[Records from a data collection]
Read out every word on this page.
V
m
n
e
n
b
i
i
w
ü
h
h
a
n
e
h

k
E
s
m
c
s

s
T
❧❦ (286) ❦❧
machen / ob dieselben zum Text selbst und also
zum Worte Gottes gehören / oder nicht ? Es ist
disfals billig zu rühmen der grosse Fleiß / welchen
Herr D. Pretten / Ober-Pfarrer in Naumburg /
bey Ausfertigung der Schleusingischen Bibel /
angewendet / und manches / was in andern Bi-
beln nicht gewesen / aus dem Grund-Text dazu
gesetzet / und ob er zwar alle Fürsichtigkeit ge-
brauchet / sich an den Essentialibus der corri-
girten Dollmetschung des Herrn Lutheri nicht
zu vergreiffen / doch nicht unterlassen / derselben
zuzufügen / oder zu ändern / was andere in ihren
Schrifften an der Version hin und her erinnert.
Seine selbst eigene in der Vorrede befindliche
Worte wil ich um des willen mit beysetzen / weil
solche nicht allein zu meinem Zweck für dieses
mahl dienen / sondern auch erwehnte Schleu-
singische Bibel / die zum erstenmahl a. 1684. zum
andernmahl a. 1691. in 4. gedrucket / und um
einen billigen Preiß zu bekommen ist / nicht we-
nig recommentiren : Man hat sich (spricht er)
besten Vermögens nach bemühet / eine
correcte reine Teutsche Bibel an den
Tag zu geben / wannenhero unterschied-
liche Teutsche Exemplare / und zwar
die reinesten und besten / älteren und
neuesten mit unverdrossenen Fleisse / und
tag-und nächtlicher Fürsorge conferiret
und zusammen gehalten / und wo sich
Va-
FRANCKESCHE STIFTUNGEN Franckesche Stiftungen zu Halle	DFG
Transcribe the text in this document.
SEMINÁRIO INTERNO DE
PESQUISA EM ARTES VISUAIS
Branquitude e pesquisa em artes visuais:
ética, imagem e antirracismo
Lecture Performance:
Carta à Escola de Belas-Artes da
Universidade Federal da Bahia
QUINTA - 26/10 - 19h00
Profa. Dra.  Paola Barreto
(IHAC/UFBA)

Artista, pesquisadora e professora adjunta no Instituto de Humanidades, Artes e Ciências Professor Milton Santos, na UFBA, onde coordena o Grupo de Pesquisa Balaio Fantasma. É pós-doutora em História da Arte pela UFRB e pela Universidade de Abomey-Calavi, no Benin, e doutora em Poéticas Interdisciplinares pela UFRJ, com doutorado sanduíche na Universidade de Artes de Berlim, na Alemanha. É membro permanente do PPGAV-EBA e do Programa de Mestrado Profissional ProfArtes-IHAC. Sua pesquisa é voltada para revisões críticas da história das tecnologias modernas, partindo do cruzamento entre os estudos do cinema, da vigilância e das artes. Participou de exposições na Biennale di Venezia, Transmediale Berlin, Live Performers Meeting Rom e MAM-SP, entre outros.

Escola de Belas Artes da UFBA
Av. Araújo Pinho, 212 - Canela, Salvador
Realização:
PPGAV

**Task to complete:** Copy out each record exactly as given, omitting none.

**Reply to the task:**
Read out every word on this page.
V
m
n
e
n
b
i
i
w
ü
h
h
a
n
e
h

k
E
s
m
c
s

s
T
❧❦ (286) ❦❧
machen / ob dieselben zum Text selbst und also
zum Worte Gottes gehören / oder nicht ? Es ist
disfals billig zu rühmen der grosse Fleiß / welchen
Herr D. Pretten / Ober-Pfarrer in Naumburg /
bey Ausfertigung der Schleusingischen Bibel /
angewendet / und manches / was in andern Bi-
beln nicht gewesen / aus dem Grund-Text dazu
gesetzet / und ob er zwar alle Fürsichtigkeit ge-
brauchet / sich an den Essentialibus der corri-
girten Dollmetschung des Herrn Lutheri nicht
zu vergreiffen / doch nicht unterlassen / derselben
zuzufügen / oder zu ändern / was andere in ihren
Schrifften an der Version hin und her erinnert.
Seine selbst eigene in der Vorrede befindliche
Worte wil ich um des willen mit beysetzen / weil
solche nicht allein zu meinem Zweck für dieses
mahl dienen / sondern auch erwehnte Schleu-
singische Bibel / die zum erstenmahl a. 1684. zum
andernmahl a. 1691. in 4. gedrucket / und um
einen billigen Preiß zu bekommen ist / nicht we-
nig recommentiren : Man hat sich (spricht er)
besten Vermögens nach bemühet / eine
correcte reine Teutsche Bibel an den
Tag zu geben / wannenhero unterschied-
liche Teutsche Exemplare / und zwar
die reinesten und besten / älteren und
neuesten mit unverdrossenen Fleisse / und
tag-und nächtlicher Fürsorge conferiret
und zusammen gehalten / und wo sich
Va-
FRANCKESCHE STIFTUNGEN Franckesche Stiftungen zu Halle	DFG
Transcribe the text in this document.
SEMINÁRIO INTERNO DE
PESQUISA EM ARTES VISUAIS
Branquitude e pesquisa em artes visuais:
ética, imagem e antirracismo
Lecture Performance:
Carta à Escola de Belas-Artes da
Universidade Federal da Bahia
QUINTA - 26/10 - 19h00
Profa. Dra.  Paola Barreto
(IHAC/UFBA)

Artista, pesquisadora e professora adjunta no Instituto de Humanidades, Artes e Ciências Professor Milton Santos, na UFBA, onde coordena o Grupo de Pesquisa Balaio Fantasma. É pós-doutora em História da Arte pela UFRB e pela Universidade de Abomey-Calavi, no Benin, e doutora em Poéticas Interdisciplinares pela UFRJ, com doutorado sanduíche na Universidade de Artes de Berlim, na Alemanha. É membro permanente do PPGAV-EBA e do Programa de Mestrado Profissional ProfArtes-IHAC. Sua pesquisa é voltada para revisões críticas da história das tecnologias modernas, partindo do cruzamento entre os estudos do cinema, da vigilância e das artes. Participou de exposições na Biennale di Venezia, Transmediale Berlin, Live Performers Meeting Rom e MAM-SP, entre outros.

Escola de Belas Artes da UFBA
Av. Araújo Pinho, 212 - Canela, Salvador
Realização:
PPGAV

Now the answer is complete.